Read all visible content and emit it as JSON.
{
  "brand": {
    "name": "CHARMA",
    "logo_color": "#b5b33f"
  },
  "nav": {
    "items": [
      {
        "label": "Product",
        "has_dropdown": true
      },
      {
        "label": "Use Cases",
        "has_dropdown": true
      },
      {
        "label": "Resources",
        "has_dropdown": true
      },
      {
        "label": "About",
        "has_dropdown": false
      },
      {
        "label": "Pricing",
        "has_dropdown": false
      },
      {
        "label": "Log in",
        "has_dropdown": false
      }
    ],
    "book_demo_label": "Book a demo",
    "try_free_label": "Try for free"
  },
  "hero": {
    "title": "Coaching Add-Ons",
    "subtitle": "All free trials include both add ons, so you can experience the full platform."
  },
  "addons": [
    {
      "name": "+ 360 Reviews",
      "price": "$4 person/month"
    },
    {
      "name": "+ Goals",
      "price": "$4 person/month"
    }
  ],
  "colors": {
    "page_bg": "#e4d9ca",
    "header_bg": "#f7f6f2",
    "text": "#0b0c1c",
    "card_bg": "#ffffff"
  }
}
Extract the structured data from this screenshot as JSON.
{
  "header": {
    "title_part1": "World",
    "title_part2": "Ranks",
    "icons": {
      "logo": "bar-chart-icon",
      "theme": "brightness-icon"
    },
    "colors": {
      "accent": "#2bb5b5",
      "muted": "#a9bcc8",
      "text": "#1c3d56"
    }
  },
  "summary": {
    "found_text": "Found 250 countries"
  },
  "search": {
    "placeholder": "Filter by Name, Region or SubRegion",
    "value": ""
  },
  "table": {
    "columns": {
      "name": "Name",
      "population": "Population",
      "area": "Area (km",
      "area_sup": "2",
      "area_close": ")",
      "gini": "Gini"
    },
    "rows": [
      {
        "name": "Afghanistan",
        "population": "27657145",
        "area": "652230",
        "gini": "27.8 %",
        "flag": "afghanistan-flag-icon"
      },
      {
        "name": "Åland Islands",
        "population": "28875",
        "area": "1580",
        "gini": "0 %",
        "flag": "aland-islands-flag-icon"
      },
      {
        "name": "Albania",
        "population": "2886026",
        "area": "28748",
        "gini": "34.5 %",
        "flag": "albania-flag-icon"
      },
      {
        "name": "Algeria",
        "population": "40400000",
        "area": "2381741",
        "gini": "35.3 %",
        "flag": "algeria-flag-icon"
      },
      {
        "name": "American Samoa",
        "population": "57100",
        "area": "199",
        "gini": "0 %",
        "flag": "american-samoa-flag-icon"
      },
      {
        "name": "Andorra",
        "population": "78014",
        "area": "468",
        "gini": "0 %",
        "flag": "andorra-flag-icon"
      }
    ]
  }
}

* * * * * * *

= Problem to work on =
Restate the data above word for word.

= Solution to this exercise =
Read all visible content and emit it as JSON.
{
  "brand": {
    "name": "CHARMA",
    "logo_color": "#b5b33f"
  },
  "nav": {
    "items": [
      {
        "label": "Product",
        "has_dropdown": true
      },
      {
        "label": "Use Cases",
        "has_dropdown": true
      },
      {
        "label": "Resources",
        "has_dropdown": true
      },
      {
        "label": "About",
        "has_dropdown": false
      },
      {
        "label": "Pricing",
        "has_dropdown": false
      },
      {
        "label": "Log in",
        "has_dropdown": false
      }
    ],
    "book_demo_label": "Book a demo",
    "try_free_label": "Try for free"
  },
  "hero": {
    "title": "Coaching Add-Ons",
    "subtitle": "All free trials include both add ons, so you can experience the full platform."
  },
  "addons": [
    {
      "name": "+ 360 Reviews",
      "price": "$4 person/month"
    },
    {
      "name": "+ Goals",
      "price": "$4 person/month"
    }
  ],
  "colors": {
    "page_bg": "#e4d9ca",
    "header_bg": "#f7f6f2",
    "text": "#0b0c1c",
    "card_bg": "#ffffff"
  }
}
Extract the structured data from this screenshot as JSON.
{
  "header": {
    "title_part1": "World",
    "title_part2": "Ranks",
    "icons": {
      "logo": "bar-chart-icon",
      "theme": "brightness-icon"
    },
    "colors": {
      "accent": "#2bb5b5",
      "muted": "#a9bcc8",
      "text": "#1c3d56"
    }
  },
  "summary": {
    "found_text": "Found 250 countries"
  },
  "search": {
    "placeholder": "Filter by Name, Region or SubRegion",
    "value": ""
  },
  "table": {
    "columns": {
      "name": "Name",
      "population": "Population",
      "area": "Area (km",
      "area_sup": "2",
      "area_close": ")",
      "gini": "Gini"
    },
    "rows": [
      {
        "name": "Afghanistan",
        "population": "27657145",
        "area": "652230",
        "gini": "27.8 %",
        "flag": "afghanistan-flag-icon"
      },
      {
        "name": "Åland Islands",
        "population": "28875",
        "area": "1580",
        "gini": "0 %",
        "flag": "aland-islands-flag-icon"
      },
      {
        "name": "Albania",
        "population": "2886026",
        "area": "28748",
        "gini": "34.5 %",
        "flag": "albania-flag-icon"
      },
      {
        "name": "Algeria",
        "population": "40400000",
        "area": "2381741",
        "gini": "35.3 %",
        "flag": "algeria-flag-icon"
      },
      {
        "name": "American Samoa",
        "population": "57100",
        "area": "199",
        "gini": "0 %",
        "flag": "american-samoa-flag-icon"
      },
      {
        "name": "Andorra",
        "population": "78014",
        "area": "468",
        "gini": "0 %",
        "flag": "andorra-flag-icon"
      }
    ]
  }
}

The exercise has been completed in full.